# start of Source material

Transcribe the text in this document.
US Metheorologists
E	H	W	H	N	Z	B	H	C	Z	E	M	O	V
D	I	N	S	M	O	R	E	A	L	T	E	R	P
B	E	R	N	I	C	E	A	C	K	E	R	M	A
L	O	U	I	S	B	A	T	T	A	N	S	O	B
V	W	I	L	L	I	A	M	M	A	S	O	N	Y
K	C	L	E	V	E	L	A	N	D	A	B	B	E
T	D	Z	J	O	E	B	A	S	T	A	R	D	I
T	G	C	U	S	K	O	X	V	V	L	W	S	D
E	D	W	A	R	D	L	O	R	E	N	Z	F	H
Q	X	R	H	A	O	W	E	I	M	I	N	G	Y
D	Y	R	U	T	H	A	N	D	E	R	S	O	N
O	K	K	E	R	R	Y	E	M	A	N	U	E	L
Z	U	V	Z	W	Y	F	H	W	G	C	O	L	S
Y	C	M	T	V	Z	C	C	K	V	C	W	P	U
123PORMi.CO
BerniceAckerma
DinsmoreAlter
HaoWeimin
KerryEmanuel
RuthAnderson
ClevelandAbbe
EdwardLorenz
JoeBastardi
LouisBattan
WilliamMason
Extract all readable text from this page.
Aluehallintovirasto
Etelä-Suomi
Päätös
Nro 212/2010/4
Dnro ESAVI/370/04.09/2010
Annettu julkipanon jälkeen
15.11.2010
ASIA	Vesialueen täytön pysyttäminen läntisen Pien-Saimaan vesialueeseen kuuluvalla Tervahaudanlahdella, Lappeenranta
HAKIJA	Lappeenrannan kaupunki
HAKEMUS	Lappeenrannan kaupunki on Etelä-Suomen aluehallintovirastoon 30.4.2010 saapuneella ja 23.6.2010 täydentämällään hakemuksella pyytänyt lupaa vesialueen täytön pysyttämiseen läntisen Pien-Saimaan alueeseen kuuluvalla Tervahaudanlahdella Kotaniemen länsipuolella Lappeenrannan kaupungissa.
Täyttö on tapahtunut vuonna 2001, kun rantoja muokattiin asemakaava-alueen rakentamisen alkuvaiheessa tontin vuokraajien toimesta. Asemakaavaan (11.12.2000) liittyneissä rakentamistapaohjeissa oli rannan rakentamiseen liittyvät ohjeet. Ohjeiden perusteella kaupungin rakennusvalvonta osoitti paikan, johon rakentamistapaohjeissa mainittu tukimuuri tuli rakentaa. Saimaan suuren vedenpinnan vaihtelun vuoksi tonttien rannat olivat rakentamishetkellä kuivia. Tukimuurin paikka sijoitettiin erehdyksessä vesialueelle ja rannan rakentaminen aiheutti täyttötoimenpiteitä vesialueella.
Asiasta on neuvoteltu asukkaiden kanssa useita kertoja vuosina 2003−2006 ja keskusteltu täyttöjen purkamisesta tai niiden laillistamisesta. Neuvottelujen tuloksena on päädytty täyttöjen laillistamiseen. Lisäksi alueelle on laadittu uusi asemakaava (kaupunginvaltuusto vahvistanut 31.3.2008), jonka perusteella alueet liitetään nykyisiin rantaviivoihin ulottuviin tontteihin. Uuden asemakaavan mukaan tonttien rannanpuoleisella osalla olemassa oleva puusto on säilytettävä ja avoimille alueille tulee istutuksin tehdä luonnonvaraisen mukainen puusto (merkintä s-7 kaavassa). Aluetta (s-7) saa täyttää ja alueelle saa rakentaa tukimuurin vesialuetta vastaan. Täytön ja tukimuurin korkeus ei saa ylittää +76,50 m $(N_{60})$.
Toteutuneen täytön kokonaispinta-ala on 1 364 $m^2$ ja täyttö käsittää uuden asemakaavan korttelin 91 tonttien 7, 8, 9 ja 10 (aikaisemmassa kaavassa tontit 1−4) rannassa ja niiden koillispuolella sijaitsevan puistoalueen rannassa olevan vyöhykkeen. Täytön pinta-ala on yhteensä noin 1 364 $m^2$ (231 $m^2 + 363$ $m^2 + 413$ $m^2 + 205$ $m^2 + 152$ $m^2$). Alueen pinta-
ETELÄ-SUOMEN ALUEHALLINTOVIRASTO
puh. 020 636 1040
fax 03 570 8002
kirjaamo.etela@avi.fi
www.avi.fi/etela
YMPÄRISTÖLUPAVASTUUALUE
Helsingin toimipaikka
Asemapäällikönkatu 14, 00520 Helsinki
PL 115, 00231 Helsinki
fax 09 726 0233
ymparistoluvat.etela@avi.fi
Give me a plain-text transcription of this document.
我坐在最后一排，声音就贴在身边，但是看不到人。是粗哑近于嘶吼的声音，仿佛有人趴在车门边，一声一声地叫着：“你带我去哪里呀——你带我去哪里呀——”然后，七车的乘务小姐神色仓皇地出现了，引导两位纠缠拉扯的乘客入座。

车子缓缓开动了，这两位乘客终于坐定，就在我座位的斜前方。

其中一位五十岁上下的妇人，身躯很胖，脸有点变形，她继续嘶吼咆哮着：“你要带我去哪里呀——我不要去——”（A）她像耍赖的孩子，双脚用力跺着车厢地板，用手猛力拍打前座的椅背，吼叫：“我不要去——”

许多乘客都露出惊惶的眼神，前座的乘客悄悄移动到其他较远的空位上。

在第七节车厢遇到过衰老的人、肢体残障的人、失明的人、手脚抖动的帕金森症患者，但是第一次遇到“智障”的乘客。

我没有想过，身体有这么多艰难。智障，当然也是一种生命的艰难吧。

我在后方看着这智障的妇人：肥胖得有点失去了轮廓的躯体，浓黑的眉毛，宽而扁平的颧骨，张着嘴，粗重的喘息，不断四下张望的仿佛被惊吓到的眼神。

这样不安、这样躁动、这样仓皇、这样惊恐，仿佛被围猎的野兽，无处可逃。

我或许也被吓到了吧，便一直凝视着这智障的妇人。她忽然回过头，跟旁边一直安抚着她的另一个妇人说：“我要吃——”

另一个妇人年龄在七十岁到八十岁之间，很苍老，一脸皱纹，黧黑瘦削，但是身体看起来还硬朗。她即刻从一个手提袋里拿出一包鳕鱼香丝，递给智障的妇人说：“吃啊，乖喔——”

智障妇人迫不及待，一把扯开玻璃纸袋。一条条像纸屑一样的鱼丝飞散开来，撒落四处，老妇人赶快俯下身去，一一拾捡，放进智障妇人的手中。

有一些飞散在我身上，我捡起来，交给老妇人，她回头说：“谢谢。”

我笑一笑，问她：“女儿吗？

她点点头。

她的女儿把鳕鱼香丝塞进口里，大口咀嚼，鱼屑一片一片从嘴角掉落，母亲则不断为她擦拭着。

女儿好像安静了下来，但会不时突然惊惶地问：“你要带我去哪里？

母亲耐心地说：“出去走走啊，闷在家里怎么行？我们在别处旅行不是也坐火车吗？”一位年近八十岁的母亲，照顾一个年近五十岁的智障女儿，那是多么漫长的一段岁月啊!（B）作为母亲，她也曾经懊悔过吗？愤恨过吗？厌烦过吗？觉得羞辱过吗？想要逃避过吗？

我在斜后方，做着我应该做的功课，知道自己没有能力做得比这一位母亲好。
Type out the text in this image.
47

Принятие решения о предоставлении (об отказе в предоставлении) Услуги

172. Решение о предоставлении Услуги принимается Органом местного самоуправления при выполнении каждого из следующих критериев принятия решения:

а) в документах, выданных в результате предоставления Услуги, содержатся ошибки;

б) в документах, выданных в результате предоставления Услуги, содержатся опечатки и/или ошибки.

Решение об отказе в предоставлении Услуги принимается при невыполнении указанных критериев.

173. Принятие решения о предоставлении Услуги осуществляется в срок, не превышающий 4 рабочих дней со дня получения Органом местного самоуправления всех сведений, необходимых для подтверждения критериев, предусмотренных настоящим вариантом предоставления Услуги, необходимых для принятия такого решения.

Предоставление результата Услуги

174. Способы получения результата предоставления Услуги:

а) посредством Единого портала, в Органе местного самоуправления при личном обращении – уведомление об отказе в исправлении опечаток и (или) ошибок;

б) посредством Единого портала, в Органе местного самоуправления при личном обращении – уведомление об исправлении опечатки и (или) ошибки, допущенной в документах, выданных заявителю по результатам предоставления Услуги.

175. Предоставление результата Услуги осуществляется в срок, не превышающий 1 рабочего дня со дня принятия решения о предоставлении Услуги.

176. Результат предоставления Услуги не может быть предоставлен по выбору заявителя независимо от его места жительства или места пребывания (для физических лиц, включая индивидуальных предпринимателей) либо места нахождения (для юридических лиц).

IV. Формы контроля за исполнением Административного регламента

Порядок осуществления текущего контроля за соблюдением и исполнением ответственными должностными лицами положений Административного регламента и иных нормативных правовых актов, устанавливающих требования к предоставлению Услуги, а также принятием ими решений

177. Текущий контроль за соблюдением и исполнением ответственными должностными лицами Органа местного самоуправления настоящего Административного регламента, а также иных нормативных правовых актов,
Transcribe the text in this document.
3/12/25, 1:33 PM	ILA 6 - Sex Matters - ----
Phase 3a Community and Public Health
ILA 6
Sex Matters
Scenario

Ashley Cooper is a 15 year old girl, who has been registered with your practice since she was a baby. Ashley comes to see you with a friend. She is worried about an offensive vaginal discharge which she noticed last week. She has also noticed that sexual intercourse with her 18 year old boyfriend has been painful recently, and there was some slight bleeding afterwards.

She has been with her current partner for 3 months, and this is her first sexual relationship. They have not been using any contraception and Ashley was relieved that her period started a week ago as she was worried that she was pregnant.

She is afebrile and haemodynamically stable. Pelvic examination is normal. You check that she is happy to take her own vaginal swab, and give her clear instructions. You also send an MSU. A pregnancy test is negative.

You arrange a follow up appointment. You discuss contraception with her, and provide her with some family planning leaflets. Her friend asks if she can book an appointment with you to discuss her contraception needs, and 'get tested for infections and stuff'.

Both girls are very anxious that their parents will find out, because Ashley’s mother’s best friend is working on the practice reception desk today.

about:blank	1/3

# end of Source material

Only the number is required: the count of lines containing the word "срок".

## Answer to this problem
2